# RECORDS SHOWN start

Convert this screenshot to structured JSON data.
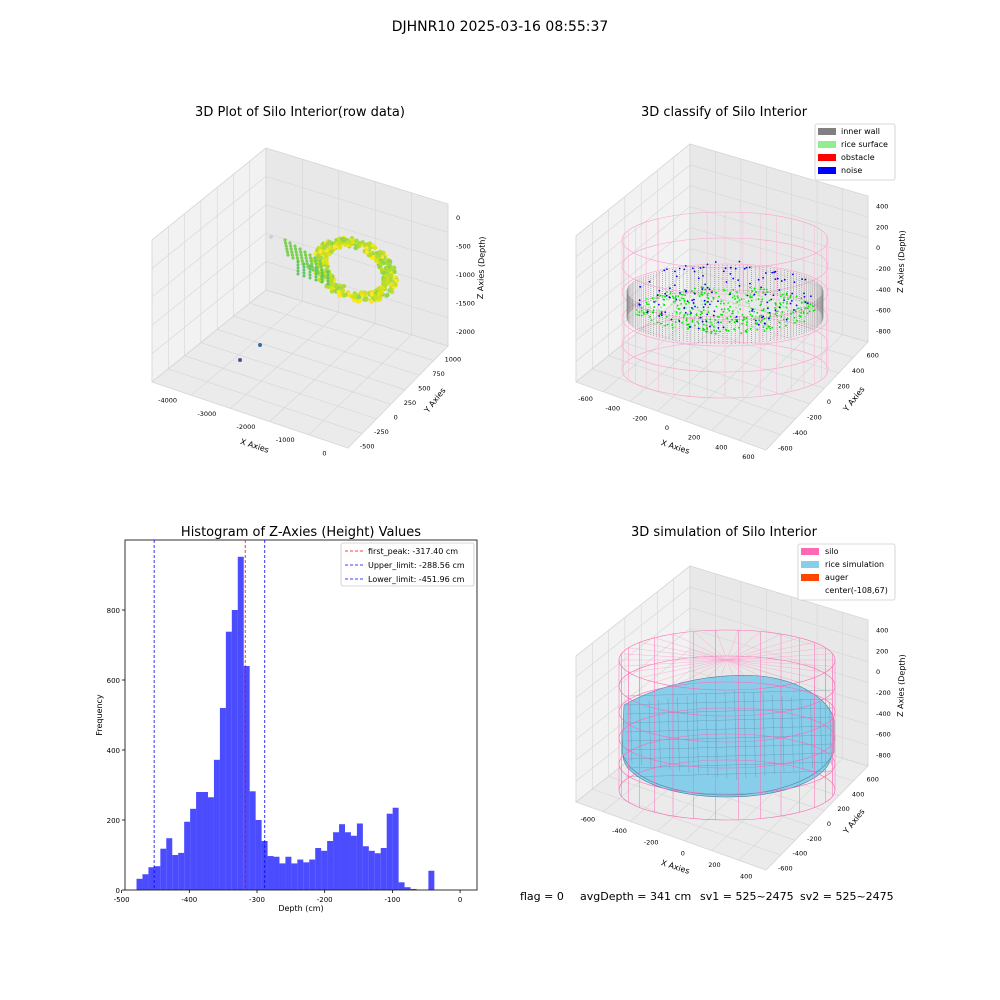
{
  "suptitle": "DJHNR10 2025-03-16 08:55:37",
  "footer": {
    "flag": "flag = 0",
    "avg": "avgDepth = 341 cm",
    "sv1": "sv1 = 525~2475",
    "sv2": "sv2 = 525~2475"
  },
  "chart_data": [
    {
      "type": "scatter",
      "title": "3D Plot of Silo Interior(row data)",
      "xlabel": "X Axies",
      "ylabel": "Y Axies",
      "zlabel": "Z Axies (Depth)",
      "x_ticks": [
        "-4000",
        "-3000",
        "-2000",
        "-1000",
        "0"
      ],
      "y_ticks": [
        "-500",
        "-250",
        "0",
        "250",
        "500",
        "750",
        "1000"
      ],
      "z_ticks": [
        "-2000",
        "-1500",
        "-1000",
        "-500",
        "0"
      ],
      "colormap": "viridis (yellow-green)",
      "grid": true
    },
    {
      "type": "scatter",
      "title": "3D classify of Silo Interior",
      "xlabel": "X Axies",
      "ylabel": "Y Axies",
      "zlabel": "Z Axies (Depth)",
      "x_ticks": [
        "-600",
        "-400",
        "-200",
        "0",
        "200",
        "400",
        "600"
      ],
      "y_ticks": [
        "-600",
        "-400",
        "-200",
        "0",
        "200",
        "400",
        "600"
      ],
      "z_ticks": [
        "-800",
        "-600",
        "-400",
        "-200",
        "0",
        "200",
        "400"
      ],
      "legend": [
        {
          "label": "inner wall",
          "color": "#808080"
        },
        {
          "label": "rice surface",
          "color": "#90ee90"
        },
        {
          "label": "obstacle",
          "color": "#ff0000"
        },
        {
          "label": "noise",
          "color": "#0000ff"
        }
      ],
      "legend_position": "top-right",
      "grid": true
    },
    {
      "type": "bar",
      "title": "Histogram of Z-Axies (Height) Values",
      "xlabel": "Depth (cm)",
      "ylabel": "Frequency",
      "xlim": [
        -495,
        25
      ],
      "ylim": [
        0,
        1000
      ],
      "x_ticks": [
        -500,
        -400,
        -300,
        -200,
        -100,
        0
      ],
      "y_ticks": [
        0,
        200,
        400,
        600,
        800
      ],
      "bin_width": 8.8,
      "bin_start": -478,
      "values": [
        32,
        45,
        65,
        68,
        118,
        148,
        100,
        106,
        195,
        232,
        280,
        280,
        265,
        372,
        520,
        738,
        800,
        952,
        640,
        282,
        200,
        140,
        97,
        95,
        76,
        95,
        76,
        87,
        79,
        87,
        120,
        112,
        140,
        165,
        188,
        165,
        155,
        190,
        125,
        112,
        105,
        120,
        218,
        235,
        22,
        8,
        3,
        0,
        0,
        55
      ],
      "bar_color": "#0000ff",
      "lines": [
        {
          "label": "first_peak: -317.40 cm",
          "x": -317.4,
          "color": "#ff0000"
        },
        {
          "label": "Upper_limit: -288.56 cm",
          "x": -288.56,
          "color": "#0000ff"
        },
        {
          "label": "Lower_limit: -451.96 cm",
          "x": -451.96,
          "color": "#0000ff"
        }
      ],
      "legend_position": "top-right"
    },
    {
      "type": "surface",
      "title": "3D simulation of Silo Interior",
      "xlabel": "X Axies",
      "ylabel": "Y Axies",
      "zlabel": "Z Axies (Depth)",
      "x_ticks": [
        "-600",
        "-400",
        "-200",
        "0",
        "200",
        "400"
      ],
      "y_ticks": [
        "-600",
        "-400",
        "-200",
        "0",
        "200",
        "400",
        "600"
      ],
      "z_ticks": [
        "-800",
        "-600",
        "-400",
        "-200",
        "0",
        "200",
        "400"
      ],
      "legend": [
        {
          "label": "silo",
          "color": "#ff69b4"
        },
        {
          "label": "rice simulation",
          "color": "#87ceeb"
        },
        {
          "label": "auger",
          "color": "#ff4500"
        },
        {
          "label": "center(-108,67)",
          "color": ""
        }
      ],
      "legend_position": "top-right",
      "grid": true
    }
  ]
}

# RECORDS SHOWN end

▸ **TO BE DONE**: Give back all entries exactly. No pictures belong in the copy.

▸ **ANSWER TO THIS TASK**:
Convert this screenshot to structured JSON data.
{
  "suptitle": "DJHNR10 2025-03-16 08:55:37",
  "footer": {
    "flag": "flag = 0",
    "avg": "avgDepth = 341 cm",
    "sv1": "sv1 = 525~2475",
    "sv2": "sv2 = 525~2475"
  },
  "chart_data": [
    {
      "type": "scatter",
      "title": "3D Plot of Silo Interior(row data)",
      "xlabel": "X Axies",
      "ylabel": "Y Axies",
      "zlabel": "Z Axies (Depth)",
      "x_ticks": [
        "-4000",
        "-3000",
        "-2000",
        "-1000",
        "0"
      ],
      "y_ticks": [
        "-500",
        "-250",
        "0",
        "250",
        "500",
        "750",
        "1000"
      ],
      "z_ticks": [
        "-2000",
        "-1500",
        "-1000",
        "-500",
        "0"
      ],
      "colormap": "viridis (yellow-green)",
      "grid": true
    },
    {
      "type": "scatter",
      "title": "3D classify of Silo Interior",
      "xlabel": "X Axies",
      "ylabel": "Y Axies",
      "zlabel": "Z Axies (Depth)",
      "x_ticks": [
        "-600",
        "-400",
        "-200",
        "0",
        "200",
        "400",
        "600"
      ],
      "y_ticks": [
        "-600",
        "-400",
        "-200",
        "0",
        "200",
        "400",
        "600"
      ],
      "z_ticks": [
        "-800",
        "-600",
        "-400",
        "-200",
        "0",
        "200",
        "400"
      ],
      "legend": [
        {
          "label": "inner wall",
          "color": "#808080"
        },
        {
          "label": "rice surface",
          "color": "#90ee90"
        },
        {
          "label": "obstacle",
          "color": "#ff0000"
        },
        {
          "label": "noise",
          "color": "#0000ff"
        }
      ],
      "legend_position": "top-right",
      "grid": true
    },
    {
      "type": "bar",
      "title": "Histogram of Z-Axies (Height) Values",
      "xlabel": "Depth (cm)",
      "ylabel": "Frequency",
      "xlim": [
        -495,
        25
      ],
      "ylim": [
        0,
        1000
      ],
      "x_ticks": [
        -500,
        -400,
        -300,
        -200,
        -100,
        0
      ],
      "y_ticks": [
        0,
        200,
        400,
        600,
        800
      ],
      "bin_width": 8.8,
      "bin_start": -478,
      "values": [
        32,
        45,
        65,
        68,
        118,
        148,
        100,
        106,
        195,
        232,
        280,
        280,
        265,
        372,
        520,
        738,
        800,
        952,
        640,
        282,
        200,
        140,
        97,
        95,
        76,
        95,
        76,
        87,
        79,
        87,
        120,
        112,
        140,
        165,
        188,
        165,
        155,
        190,
        125,
        112,
        105,
        120,
        218,
        235,
        22,
        8,
        3,
        0,
        0,
        55
      ],
      "bar_color": "#0000ff",
      "lines": [
        {
          "label": "first_peak: -317.40 cm",
          "x": -317.4,
          "color": "#ff0000"
        },
        {
          "label": "Upper_limit: -288.56 cm",
          "x": -288.56,
          "color": "#0000ff"
        },
        {
          "label": "Lower_limit: -451.96 cm",
          "x": -451.96,
          "color": "#0000ff"
        }
      ],
      "legend_position": "top-right"
    },
    {
      "type": "surface",
      "title": "3D simulation of Silo Interior",
      "xlabel": "X Axies",
      "ylabel": "Y Axies",
      "zlabel": "Z Axies (Depth)",
      "x_ticks": [
        "-600",
        "-400",
        "-200",
        "0",
        "200",
        "400"
      ],
      "y_ticks": [
        "-600",
        "-400",
        "-200",
        "0",
        "200",
        "400",
        "600"
      ],
      "z_ticks": [
        "-800",
        "-600",
        "-400",
        "-200",
        "0",
        "200",
        "400"
      ],
      "legend": [
        {
          "label": "silo",
          "color": "#ff69b4"
        },
        {
          "label": "rice simulation",
          "color": "#87ceeb"
        },
        {
          "label": "auger",
          "color": "#ff4500"
        },
        {
          "label": "center(-108,67)",
          "color": ""
        }
      ],
      "legend_position": "top-right",
      "grid": true
    }
  ]
}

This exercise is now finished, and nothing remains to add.